— begin DATA LISTING —

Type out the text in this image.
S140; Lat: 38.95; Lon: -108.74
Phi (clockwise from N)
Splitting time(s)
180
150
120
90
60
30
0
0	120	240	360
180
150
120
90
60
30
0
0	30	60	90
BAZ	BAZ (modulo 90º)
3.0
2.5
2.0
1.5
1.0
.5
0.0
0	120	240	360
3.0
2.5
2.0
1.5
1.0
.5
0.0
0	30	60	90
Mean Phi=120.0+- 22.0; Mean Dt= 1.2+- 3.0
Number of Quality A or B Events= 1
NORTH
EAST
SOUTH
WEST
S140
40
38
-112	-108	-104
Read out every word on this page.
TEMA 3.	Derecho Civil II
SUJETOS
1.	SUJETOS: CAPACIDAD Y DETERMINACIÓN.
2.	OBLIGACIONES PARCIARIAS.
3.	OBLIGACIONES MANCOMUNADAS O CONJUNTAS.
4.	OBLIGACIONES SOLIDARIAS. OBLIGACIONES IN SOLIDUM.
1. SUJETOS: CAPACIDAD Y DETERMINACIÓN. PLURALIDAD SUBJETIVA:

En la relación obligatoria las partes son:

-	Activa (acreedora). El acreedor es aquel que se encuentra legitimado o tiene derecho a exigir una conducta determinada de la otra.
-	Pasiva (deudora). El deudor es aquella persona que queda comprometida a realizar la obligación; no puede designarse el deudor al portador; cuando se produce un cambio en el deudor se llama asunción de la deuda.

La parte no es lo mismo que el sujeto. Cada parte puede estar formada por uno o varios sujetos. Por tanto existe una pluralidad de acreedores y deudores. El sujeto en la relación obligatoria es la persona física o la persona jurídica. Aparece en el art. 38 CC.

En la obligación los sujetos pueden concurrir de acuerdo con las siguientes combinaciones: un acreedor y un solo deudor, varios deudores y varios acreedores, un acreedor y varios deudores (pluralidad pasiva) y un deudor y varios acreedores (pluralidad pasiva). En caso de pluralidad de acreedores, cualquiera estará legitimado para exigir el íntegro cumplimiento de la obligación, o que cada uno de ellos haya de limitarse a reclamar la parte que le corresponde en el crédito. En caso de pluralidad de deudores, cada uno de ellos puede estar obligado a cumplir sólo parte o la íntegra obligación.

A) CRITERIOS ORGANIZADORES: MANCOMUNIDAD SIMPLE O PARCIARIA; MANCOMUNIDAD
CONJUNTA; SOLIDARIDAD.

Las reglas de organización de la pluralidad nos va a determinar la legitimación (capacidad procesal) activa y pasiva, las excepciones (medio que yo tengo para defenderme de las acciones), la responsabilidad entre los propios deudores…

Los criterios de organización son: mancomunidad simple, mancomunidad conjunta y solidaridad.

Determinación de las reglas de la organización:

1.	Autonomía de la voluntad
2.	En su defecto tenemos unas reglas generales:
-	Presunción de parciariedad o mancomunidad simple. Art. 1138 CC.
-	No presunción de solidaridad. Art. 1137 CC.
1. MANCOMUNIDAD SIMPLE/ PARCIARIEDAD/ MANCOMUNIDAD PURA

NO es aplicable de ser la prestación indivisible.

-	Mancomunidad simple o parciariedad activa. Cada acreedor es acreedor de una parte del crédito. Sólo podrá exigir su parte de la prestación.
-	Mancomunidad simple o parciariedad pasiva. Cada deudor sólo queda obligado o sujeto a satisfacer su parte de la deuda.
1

— end DATA LISTING —

▶ **EXERCISE BRIEF**
Look through the data above. Each line containing the word "this" needs to be copied.

▶ **IN RESPONSE**
Type out the text in this image.
Read out every word on this page.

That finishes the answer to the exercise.